Report, word for word, every line of the material that contains "been".

### Given data
============
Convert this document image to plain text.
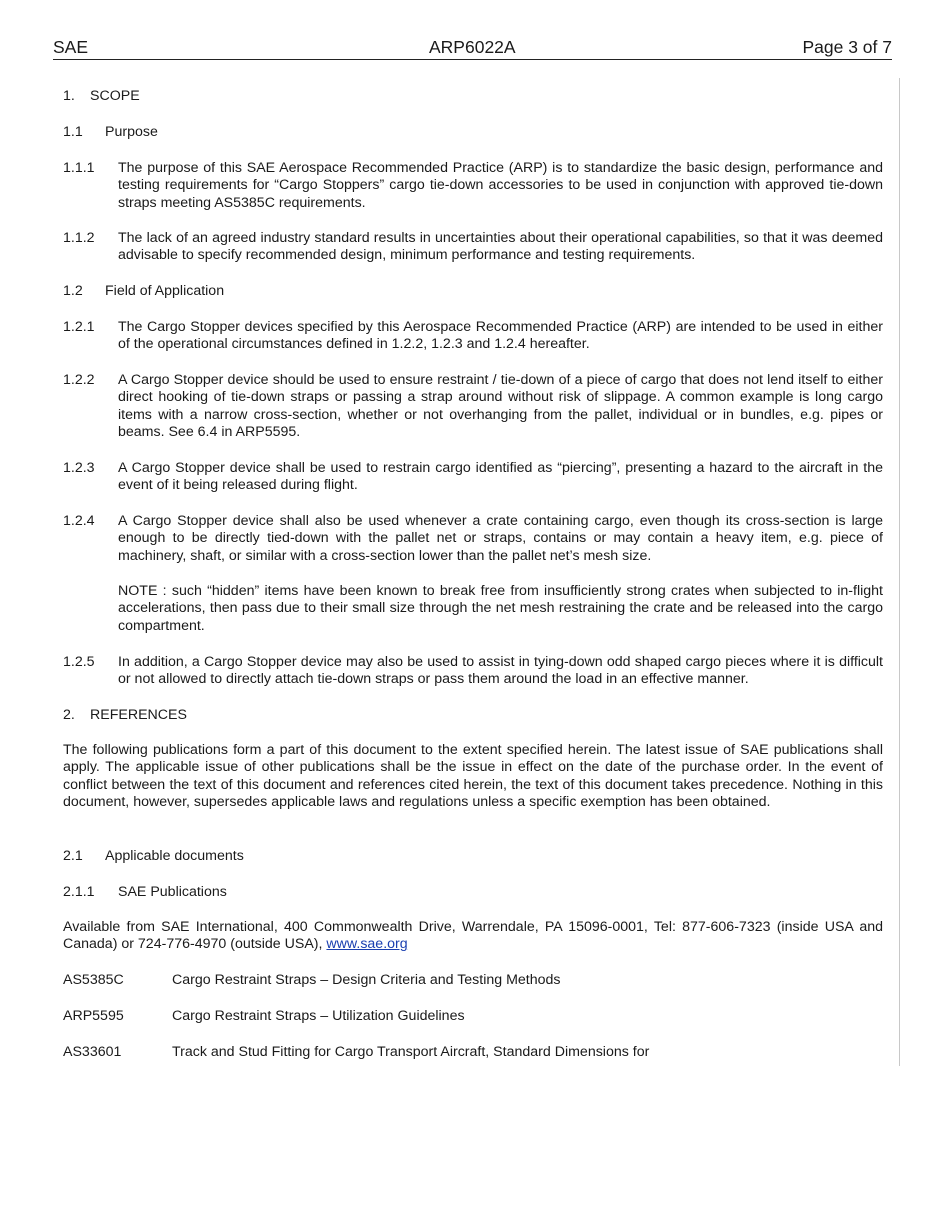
SAE	ARP6022A	Page 3 of 7
1. SCOPE
1.1 Purpose
1.1.1 The purpose of this SAE Aerospace Recommended Practice (ARP) is to standardize the basic design, performance and testing requirements for “Cargo Stoppers” cargo tie-down accessories to be used in conjunction with approved tie-down straps meeting AS5385C requirements.
1.1.2 The lack of an agreed industry standard results in uncertainties about their operational capabilities, so that it was deemed advisable to specify recommended design, minimum performance and testing requirements.
1.2 Field of Application
1.2.1 The Cargo Stopper devices specified by this Aerospace Recommended Practice (ARP) are intended to be used in either of the operational circumstances defined in 1.2.2, 1.2.3 and 1.2.4 hereafter.
1.2.2 A Cargo Stopper device should be used to ensure restraint / tie-down of a piece of cargo that does not lend itself to either direct hooking of tie-down straps or passing a strap around without risk of slippage. A common example is long cargo items with a narrow cross-section, whether or not overhanging from the pallet, individual or in bundles, e.g. pipes or beams. See 6.4 in ARP5595.
1.2.3 A Cargo Stopper device shall be used to restrain cargo identified as “piercing”, presenting a hazard to the aircraft in the event of it being released during flight.
1.2.4 A Cargo Stopper device shall also be used whenever a crate containing cargo, even though its cross-section is large enough to be directly tied-down with the pallet net or straps, contains or may contain a heavy item, e.g. piece of machinery, shaft, or similar with a cross-section lower than the pallet net’s mesh size.
NOTE : such “hidden” items have been known to break free from insufficiently strong crates when subjected to in-flight accelerations, then pass due to their small size through the net mesh restraining the crate and be released into the cargo compartment.
1.2.5 In addition, a Cargo Stopper device may also be used to assist in tying-down odd shaped cargo pieces where it is difficult or not allowed to directly attach tie-down straps or pass them around the load in an effective manner.
2. REFERENCES
The following publications form a part of this document to the extent specified herein. The latest issue of SAE publications shall apply. The applicable issue of other publications shall be the issue in effect on the date of the purchase order. In the event of conflict between the text of this document and references cited herein, the text of this document takes precedence. Nothing in this document, however, supersedes applicable laws and regulations unless a specific exemption has been obtained.
2.1 Applicable documents
2.1.1 SAE Publications
Available from SAE International, 400 Commonwealth Drive, Warrendale, PA 15096-0001, Tel: 877-606-7323 (inside USA and Canada) or 724-776-4970 (outside USA), www.sae.org
AS5385C	Cargo Restraint Straps – Design Criteria and Testing Methods
ARP5595	Cargo Restraint Straps – Utilization Guidelines
AS33601	Track and Stud Fitting for Cargo Transport Aircraft, Standard Dimensions for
============
### Answer for the task
NOTE : such “hidden” items have been known to break free from insufficiently strong crates when subjected to in-flight accelerations, then pass due to their small size through the net mesh restraining the crate and be released into the cargo compartment.
The following publications form a part of this document to the extent specified herein. The latest issue of SAE publications shall apply. The applicable issue of other publications shall be the issue in effect on the date of the purchase order. In the event of conflict between the text of this document and references cited herein, the text of this document takes precedence. Nothing in this document, however, supersedes applicable laws and regulations unless a specific exemption has been obtained.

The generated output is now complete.